_Set task_:
Check each line below for "favor" and report how many have it, nothing else.

_Task material_:
-- begin --
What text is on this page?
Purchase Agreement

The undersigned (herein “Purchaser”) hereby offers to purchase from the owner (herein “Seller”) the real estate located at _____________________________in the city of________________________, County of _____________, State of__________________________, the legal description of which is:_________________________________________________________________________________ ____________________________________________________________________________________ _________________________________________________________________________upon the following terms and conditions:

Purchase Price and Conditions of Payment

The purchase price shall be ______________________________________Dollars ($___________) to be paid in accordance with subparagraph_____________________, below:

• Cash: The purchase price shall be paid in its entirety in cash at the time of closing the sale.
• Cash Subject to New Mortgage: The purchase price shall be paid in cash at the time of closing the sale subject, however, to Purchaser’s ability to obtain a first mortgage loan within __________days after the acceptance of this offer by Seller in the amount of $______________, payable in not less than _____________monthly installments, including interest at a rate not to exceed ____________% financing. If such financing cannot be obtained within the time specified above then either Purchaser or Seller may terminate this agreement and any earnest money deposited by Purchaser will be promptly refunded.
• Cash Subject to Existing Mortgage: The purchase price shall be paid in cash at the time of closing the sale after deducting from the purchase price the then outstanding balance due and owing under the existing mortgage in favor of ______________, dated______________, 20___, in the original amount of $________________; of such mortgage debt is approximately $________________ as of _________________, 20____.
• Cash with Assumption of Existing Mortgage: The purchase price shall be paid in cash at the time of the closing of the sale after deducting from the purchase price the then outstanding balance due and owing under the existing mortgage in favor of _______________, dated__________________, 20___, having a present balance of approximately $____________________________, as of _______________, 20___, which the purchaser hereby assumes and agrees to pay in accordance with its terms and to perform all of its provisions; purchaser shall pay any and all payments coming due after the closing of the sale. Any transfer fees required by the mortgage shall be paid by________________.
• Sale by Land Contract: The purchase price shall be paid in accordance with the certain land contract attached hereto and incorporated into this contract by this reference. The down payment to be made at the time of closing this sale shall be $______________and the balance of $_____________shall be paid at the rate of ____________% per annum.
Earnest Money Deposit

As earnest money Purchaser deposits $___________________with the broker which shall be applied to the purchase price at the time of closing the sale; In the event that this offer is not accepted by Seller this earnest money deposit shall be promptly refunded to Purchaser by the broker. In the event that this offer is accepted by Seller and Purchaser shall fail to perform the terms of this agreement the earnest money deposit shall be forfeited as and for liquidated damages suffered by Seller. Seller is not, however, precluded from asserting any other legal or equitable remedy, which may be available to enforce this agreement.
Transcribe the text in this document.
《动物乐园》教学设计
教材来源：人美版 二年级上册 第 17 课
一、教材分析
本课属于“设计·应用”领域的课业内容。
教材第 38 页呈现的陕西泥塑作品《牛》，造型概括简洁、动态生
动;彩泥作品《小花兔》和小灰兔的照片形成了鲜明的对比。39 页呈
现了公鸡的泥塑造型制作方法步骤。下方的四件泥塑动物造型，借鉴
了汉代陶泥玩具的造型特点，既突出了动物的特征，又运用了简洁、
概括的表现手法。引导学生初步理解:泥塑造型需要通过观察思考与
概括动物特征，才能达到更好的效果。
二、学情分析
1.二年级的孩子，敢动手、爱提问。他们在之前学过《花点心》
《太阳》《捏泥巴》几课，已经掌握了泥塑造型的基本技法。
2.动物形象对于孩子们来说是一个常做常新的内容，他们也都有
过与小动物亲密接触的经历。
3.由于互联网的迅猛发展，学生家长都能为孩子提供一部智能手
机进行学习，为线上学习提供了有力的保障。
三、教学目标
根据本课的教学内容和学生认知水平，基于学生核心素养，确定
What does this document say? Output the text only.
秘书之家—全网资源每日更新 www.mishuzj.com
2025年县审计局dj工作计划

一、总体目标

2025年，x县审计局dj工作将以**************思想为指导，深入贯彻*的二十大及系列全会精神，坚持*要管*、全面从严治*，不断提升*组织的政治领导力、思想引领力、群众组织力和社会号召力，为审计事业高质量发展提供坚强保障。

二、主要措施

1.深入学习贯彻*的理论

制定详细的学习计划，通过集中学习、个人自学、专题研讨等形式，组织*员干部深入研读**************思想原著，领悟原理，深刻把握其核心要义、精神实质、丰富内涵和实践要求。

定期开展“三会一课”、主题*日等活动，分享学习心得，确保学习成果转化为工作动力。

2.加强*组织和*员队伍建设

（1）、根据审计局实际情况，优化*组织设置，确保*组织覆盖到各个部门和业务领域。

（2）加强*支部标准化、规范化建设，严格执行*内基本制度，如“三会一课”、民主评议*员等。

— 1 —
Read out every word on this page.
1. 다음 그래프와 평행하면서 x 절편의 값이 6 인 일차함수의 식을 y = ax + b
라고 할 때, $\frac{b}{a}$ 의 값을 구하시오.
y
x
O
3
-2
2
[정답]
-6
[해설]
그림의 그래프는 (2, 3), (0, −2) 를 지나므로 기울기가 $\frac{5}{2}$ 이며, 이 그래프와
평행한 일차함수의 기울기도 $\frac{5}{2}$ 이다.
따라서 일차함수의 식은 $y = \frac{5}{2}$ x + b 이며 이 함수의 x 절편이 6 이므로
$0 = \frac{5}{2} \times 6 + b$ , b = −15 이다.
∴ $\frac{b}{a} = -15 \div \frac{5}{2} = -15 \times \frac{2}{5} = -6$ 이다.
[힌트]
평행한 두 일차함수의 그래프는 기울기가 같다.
-- end --
_Answer for this exercise_:
2